[start of Listed entries]
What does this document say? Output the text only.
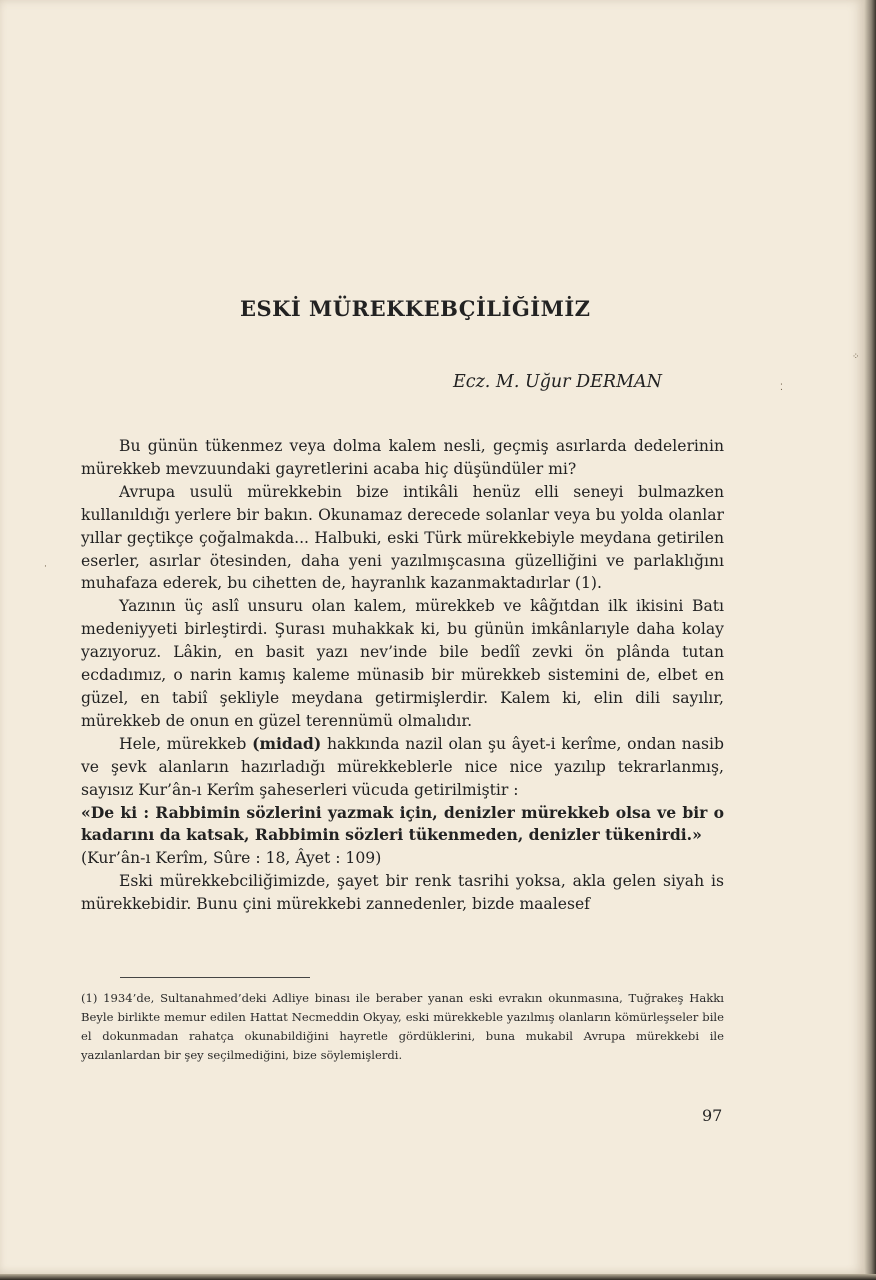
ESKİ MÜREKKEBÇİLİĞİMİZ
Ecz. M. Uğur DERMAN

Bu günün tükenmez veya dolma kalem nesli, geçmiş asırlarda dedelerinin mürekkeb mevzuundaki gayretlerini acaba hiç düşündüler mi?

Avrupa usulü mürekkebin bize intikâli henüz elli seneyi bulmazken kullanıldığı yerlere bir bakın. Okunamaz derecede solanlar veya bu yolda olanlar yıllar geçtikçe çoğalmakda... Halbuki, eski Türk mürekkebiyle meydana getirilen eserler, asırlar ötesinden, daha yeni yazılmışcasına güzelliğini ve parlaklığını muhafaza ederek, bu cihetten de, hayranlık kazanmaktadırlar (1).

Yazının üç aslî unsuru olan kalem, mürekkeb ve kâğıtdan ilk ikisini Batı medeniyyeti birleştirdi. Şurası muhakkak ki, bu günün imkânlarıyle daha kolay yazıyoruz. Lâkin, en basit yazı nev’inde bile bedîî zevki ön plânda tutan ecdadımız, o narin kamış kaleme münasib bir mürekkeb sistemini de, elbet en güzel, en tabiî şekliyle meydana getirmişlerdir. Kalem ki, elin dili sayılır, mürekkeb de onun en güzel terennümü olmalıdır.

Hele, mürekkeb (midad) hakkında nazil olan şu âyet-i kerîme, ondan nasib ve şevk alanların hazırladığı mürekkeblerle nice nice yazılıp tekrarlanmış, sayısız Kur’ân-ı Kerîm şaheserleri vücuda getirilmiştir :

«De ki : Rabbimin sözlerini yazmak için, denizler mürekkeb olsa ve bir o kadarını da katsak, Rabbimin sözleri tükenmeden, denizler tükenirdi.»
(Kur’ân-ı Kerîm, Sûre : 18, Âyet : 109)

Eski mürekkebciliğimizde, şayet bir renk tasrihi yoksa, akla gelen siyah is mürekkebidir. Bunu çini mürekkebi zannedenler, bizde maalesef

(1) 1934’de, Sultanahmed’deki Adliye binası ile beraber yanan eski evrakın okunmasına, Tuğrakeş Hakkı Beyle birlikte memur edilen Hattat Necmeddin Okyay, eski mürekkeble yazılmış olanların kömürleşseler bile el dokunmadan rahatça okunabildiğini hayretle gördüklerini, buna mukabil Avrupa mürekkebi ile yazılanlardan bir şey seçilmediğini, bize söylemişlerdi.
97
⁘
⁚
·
[end of Listed entries]
▶ _Work to do_
Print all of the entries word for word. Skip any images they contain.

▶ _Finished answer_
What does this document say? Output the text only.
ESKİ MÜREKKEBÇİLİĞİMİZ
Ecz. M. Uğur DERMAN

Bu günün tükenmez veya dolma kalem nesli, geçmiş asırlarda dedelerinin mürekkeb mevzuundaki gayretlerini acaba hiç düşündüler mi?

Avrupa usulü mürekkebin bize intikâli henüz elli seneyi bulmazken kullanıldığı yerlere bir bakın. Okunamaz derecede solanlar veya bu yolda olanlar yıllar geçtikçe çoğalmakda... Halbuki, eski Türk mürekkebiyle meydana getirilen eserler, asırlar ötesinden, daha yeni yazılmışcasına güzelliğini ve parlaklığını muhafaza ederek, bu cihetten de, hayranlık kazanmaktadırlar (1).

Yazının üç aslî unsuru olan kalem, mürekkeb ve kâğıtdan ilk ikisini Batı medeniyyeti birleştirdi. Şurası muhakkak ki, bu günün imkânlarıyle daha kolay yazıyoruz. Lâkin, en basit yazı nev’inde bile bedîî zevki ön plânda tutan ecdadımız, o narin kamış kaleme münasib bir mürekkeb sistemini de, elbet en güzel, en tabiî şekliyle meydana getirmişlerdir. Kalem ki, elin dili sayılır, mürekkeb de onun en güzel terennümü olmalıdır.

Hele, mürekkeb (midad) hakkında nazil olan şu âyet-i kerîme, ondan nasib ve şevk alanların hazırladığı mürekkeblerle nice nice yazılıp tekrarlanmış, sayısız Kur’ân-ı Kerîm şaheserleri vücuda getirilmiştir :

«De ki : Rabbimin sözlerini yazmak için, denizler mürekkeb olsa ve bir o kadarını da katsak, Rabbimin sözleri tükenmeden, denizler tükenirdi.»
(Kur’ân-ı Kerîm, Sûre : 18, Âyet : 109)

Eski mürekkebciliğimizde, şayet bir renk tasrihi yoksa, akla gelen siyah is mürekkebidir. Bunu çini mürekkebi zannedenler, bizde maalesef

(1) 1934’de, Sultanahmed’deki Adliye binası ile beraber yanan eski evrakın okunmasına, Tuğrakeş Hakkı Beyle birlikte memur edilen Hattat Necmeddin Okyay, eski mürekkeble yazılmış olanların kömürleşseler bile el dokunmadan rahatça okunabildiğini hayretle gördüklerini, buna mukabil Avrupa mürekkebi ile yazılanlardan bir şey seçilmediğini, bize söylemişlerdi.
97
⁘
⁚
·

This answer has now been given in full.